■ Given data
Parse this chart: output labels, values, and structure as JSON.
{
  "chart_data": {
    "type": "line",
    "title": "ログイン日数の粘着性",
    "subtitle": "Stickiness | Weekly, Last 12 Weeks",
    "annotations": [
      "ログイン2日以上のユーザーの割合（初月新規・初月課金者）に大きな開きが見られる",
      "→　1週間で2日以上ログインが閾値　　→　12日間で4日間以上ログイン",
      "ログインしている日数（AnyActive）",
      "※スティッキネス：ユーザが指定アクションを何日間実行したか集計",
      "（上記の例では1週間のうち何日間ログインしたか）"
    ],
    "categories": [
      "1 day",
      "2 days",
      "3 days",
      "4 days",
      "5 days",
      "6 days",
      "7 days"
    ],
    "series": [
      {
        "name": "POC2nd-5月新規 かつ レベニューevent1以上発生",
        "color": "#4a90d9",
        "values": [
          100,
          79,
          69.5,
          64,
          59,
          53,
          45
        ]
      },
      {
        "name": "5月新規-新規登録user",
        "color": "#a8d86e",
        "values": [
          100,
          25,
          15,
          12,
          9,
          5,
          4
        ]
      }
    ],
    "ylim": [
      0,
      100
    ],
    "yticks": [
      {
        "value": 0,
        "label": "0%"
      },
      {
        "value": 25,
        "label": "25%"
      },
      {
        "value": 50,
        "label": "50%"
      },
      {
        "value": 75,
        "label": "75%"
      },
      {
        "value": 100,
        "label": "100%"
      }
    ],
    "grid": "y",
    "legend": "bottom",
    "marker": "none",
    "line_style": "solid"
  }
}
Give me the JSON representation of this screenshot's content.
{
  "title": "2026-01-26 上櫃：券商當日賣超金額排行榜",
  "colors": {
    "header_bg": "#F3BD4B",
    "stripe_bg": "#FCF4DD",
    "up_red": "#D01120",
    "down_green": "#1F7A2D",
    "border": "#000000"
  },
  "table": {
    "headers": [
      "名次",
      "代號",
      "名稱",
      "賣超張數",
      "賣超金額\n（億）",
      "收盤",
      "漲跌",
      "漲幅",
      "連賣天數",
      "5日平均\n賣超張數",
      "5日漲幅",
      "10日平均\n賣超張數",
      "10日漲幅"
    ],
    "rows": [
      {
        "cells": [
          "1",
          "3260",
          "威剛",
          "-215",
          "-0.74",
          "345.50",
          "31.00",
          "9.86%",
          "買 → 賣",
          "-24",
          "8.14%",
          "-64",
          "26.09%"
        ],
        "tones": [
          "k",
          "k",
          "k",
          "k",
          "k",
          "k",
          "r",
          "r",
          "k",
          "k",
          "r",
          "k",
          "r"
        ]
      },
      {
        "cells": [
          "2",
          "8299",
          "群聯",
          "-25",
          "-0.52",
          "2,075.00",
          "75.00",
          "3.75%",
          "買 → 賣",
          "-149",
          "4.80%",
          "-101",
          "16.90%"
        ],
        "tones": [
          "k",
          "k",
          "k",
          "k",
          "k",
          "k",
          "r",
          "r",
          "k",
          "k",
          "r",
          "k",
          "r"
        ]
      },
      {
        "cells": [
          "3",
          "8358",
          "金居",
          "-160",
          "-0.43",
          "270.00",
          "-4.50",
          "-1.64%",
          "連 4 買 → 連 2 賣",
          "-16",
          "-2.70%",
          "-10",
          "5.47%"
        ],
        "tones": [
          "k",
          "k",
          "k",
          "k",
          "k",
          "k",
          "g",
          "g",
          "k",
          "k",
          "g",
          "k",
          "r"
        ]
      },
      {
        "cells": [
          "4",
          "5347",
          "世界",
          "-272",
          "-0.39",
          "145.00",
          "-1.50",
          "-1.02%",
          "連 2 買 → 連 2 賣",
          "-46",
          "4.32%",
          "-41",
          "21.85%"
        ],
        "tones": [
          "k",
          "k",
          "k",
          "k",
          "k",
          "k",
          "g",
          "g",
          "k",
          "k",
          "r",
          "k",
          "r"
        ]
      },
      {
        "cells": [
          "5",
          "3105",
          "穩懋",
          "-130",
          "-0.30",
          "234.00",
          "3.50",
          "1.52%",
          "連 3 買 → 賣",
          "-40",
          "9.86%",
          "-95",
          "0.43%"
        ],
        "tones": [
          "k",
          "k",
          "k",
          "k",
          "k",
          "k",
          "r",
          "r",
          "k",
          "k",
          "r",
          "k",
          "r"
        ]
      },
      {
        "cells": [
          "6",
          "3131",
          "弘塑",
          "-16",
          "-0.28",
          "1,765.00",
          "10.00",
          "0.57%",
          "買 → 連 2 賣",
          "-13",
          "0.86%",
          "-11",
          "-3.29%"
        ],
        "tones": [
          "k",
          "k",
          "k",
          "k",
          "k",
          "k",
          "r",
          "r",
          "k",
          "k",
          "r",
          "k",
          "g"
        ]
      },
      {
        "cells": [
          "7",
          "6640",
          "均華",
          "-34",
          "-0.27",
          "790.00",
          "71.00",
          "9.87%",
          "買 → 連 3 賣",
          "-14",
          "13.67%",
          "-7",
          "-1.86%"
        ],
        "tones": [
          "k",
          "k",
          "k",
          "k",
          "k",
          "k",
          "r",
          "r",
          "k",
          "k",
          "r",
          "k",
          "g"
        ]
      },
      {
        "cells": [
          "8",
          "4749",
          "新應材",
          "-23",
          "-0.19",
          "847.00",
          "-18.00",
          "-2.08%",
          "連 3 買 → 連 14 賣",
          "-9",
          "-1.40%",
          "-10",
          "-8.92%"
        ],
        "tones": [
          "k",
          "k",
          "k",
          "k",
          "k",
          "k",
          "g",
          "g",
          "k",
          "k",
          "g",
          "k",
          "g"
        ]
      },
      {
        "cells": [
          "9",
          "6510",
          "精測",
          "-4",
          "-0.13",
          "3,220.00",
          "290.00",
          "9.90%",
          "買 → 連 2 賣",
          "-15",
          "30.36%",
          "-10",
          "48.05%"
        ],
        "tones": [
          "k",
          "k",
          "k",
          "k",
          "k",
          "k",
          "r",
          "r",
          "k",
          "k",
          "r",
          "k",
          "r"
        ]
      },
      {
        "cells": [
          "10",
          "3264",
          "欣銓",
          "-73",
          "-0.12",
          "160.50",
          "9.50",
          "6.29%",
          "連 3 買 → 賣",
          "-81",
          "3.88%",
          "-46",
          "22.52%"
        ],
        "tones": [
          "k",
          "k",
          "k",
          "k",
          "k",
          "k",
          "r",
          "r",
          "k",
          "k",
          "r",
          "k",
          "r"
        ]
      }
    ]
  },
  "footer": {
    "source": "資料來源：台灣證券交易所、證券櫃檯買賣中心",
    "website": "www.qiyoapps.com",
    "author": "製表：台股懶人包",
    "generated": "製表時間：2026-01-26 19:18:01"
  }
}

---

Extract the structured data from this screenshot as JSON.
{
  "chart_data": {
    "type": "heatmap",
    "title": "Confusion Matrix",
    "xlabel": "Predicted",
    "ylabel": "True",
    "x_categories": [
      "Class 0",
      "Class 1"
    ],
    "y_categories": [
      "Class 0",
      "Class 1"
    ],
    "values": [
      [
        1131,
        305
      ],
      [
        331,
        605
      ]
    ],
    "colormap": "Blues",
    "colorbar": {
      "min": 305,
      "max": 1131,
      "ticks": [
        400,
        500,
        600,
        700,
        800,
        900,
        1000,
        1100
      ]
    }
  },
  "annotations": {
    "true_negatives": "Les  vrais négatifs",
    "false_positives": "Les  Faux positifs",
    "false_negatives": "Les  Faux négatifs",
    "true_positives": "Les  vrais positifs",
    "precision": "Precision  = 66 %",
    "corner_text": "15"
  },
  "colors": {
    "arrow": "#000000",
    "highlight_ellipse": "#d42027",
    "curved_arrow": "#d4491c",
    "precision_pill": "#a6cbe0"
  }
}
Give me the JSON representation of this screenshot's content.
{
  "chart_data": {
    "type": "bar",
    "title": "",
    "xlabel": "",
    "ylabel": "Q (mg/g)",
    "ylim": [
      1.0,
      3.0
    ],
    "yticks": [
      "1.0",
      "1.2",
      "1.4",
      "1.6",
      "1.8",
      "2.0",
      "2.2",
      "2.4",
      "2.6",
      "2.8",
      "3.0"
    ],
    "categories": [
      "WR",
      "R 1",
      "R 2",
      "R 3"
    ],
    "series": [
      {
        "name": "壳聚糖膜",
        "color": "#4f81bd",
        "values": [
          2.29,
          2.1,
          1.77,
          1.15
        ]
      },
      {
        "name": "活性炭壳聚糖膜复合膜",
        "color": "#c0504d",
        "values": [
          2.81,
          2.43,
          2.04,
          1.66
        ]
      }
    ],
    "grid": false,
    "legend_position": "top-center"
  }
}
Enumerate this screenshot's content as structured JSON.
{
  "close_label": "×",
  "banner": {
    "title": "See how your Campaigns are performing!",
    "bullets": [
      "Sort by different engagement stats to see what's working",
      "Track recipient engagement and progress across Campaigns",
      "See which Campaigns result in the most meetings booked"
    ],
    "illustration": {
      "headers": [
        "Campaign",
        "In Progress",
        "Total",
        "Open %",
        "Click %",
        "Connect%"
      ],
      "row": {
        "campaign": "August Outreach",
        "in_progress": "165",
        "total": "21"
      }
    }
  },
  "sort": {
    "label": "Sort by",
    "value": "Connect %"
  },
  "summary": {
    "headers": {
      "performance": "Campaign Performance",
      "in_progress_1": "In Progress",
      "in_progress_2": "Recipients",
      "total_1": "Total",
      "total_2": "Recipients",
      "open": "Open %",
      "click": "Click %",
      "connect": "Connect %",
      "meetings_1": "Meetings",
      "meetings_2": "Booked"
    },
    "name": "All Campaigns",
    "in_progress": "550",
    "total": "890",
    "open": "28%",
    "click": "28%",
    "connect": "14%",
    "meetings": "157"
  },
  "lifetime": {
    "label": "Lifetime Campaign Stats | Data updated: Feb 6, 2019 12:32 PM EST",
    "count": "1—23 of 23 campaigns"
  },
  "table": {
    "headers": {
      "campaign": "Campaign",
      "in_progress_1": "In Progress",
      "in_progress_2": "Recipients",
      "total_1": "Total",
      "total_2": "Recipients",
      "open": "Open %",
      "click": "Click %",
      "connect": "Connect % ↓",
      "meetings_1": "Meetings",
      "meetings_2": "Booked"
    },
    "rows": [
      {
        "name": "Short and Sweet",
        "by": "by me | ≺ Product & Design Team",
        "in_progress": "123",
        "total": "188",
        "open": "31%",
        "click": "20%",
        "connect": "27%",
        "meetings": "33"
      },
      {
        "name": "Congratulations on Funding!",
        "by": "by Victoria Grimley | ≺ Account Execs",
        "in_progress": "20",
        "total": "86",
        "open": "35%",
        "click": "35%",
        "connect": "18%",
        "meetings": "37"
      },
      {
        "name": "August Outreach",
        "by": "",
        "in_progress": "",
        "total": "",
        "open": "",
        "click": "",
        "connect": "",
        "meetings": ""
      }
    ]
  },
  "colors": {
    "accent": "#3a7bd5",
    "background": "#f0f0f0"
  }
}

■ Your goal
Track down the lines that include the word "engagement" and copy them.

■ Correct answer
      "Sort by different engagement stats to see what's working",
      "Track recipient engagement and progress across Campaigns",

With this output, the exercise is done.